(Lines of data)
-- -- --

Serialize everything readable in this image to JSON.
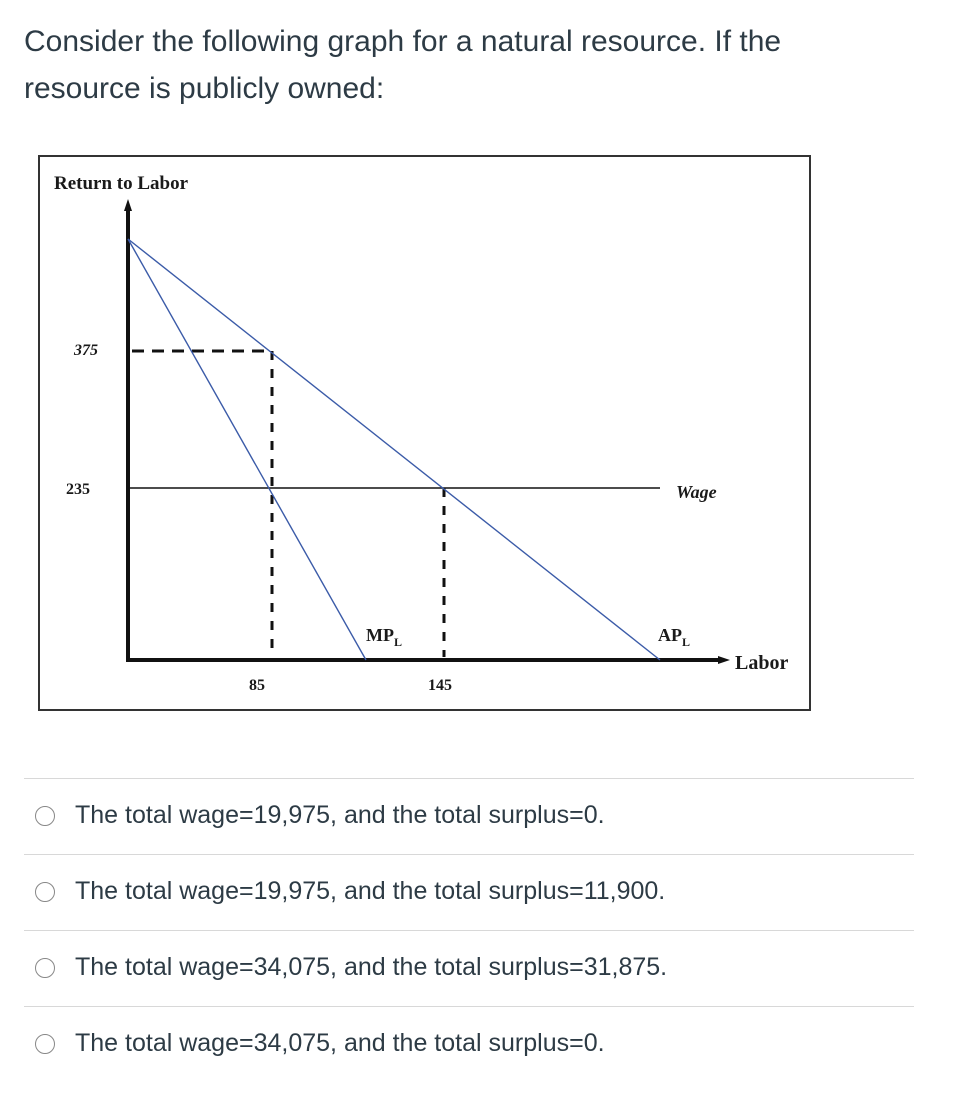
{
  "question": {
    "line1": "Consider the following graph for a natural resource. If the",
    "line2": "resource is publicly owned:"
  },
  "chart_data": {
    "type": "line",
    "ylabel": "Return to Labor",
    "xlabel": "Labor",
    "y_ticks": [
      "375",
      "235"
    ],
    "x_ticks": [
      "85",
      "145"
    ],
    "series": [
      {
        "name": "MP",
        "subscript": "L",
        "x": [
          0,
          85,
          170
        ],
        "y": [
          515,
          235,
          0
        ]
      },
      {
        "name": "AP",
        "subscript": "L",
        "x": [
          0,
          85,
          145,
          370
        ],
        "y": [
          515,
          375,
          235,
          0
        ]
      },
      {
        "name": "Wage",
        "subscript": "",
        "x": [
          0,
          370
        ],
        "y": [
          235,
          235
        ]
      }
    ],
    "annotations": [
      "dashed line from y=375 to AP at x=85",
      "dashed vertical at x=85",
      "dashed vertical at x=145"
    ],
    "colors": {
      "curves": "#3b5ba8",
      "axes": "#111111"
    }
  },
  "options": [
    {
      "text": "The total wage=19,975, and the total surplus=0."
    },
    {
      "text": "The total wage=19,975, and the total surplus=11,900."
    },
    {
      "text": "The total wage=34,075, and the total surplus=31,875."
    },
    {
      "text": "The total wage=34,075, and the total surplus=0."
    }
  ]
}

-- -- --

* [Exercise requirements]: Copy every line of the records above that holds the word "total".

* [Solved problem]:
      "text": "The total wage=19,975, and the total surplus=0."
      "text": "The total wage=19,975, and the total surplus=11,900."
      "text": "The total wage=34,075, and the total surplus=31,875."
      "text": "The total wage=34,075, and the total surplus=0."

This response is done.